■ EXERCISE
All the data should come back exactly as it was given.

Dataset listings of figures
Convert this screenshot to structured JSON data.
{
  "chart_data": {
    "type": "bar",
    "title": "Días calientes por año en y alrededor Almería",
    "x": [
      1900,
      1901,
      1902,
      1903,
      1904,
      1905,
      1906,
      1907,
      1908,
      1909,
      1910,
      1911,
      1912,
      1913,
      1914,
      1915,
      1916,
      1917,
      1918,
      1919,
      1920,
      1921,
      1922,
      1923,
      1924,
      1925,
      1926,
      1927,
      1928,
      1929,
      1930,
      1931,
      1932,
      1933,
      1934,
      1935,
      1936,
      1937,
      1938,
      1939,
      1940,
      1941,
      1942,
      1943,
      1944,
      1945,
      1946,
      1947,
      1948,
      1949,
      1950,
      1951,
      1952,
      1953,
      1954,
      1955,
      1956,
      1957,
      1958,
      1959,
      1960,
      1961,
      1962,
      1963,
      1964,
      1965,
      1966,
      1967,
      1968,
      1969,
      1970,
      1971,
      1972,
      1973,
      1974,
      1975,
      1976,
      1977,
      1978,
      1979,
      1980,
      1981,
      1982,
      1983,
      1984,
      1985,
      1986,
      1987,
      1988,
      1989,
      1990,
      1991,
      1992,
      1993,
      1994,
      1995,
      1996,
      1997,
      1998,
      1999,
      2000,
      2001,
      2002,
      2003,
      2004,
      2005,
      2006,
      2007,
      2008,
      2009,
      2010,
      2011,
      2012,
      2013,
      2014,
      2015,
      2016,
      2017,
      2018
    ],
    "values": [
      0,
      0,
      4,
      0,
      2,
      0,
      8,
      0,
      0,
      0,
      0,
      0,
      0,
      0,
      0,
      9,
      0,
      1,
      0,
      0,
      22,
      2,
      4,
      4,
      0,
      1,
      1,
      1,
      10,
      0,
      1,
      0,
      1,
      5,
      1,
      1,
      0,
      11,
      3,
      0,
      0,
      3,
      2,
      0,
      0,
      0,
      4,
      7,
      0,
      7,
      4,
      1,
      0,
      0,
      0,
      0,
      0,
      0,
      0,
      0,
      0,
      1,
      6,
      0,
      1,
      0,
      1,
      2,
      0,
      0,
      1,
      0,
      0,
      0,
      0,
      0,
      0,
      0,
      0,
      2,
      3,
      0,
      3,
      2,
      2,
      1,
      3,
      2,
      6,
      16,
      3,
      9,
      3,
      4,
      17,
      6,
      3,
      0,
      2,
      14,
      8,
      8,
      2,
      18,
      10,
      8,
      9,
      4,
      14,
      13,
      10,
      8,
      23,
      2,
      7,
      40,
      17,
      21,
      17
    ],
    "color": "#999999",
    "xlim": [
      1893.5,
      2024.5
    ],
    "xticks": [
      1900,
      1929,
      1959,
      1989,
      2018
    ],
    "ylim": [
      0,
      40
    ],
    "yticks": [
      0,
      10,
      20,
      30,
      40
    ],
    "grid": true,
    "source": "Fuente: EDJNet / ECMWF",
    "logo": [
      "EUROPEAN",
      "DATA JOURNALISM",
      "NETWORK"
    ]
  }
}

■ SOLUTION TO THIS EXERCISE
Convert this screenshot to structured JSON data.
{
  "chart_data": {
    "type": "bar",
    "title": "Días calientes por año en y alrededor Almería",
    "x": [
      1900,
      1901,
      1902,
      1903,
      1904,
      1905,
      1906,
      1907,
      1908,
      1909,
      1910,
      1911,
      1912,
      1913,
      1914,
      1915,
      1916,
      1917,
      1918,
      1919,
      1920,
      1921,
      1922,
      1923,
      1924,
      1925,
      1926,
      1927,
      1928,
      1929,
      1930,
      1931,
      1932,
      1933,
      1934,
      1935,
      1936,
      1937,
      1938,
      1939,
      1940,
      1941,
      1942,
      1943,
      1944,
      1945,
      1946,
      1947,
      1948,
      1949,
      1950,
      1951,
      1952,
      1953,
      1954,
      1955,
      1956,
      1957,
      1958,
      1959,
      1960,
      1961,
      1962,
      1963,
      1964,
      1965,
      1966,
      1967,
      1968,
      1969,
      1970,
      1971,
      1972,
      1973,
      1974,
      1975,
      1976,
      1977,
      1978,
      1979,
      1980,
      1981,
      1982,
      1983,
      1984,
      1985,
      1986,
      1987,
      1988,
      1989,
      1990,
      1991,
      1992,
      1993,
      1994,
      1995,
      1996,
      1997,
      1998,
      1999,
      2000,
      2001,
      2002,
      2003,
      2004,
      2005,
      2006,
      2007,
      2008,
      2009,
      2010,
      2011,
      2012,
      2013,
      2014,
      2015,
      2016,
      2017,
      2018
    ],
    "values": [
      0,
      0,
      4,
      0,
      2,
      0,
      8,
      0,
      0,
      0,
      0,
      0,
      0,
      0,
      0,
      9,
      0,
      1,
      0,
      0,
      22,
      2,
      4,
      4,
      0,
      1,
      1,
      1,
      10,
      0,
      1,
      0,
      1,
      5,
      1,
      1,
      0,
      11,
      3,
      0,
      0,
      3,
      2,
      0,
      0,
      0,
      4,
      7,
      0,
      7,
      4,
      1,
      0,
      0,
      0,
      0,
      0,
      0,
      0,
      0,
      0,
      1,
      6,
      0,
      1,
      0,
      1,
      2,
      0,
      0,
      1,
      0,
      0,
      0,
      0,
      0,
      0,
      0,
      0,
      2,
      3,
      0,
      3,
      2,
      2,
      1,
      3,
      2,
      6,
      16,
      3,
      9,
      3,
      4,
      17,
      6,
      3,
      0,
      2,
      14,
      8,
      8,
      2,
      18,
      10,
      8,
      9,
      4,
      14,
      13,
      10,
      8,
      23,
      2,
      7,
      40,
      17,
      21,
      17
    ],
    "color": "#999999",
    "xlim": [
      1893.5,
      2024.5
    ],
    "xticks": [
      1900,
      1929,
      1959,
      1989,
      2018
    ],
    "ylim": [
      0,
      40
    ],
    "yticks": [
      0,
      10,
      20,
      30,
      40
    ],
    "grid": true,
    "source": "Fuente: EDJNet / ECMWF",
    "logo": [
      "EUROPEAN",
      "DATA JOURNALISM",
      "NETWORK"
    ]
  }
}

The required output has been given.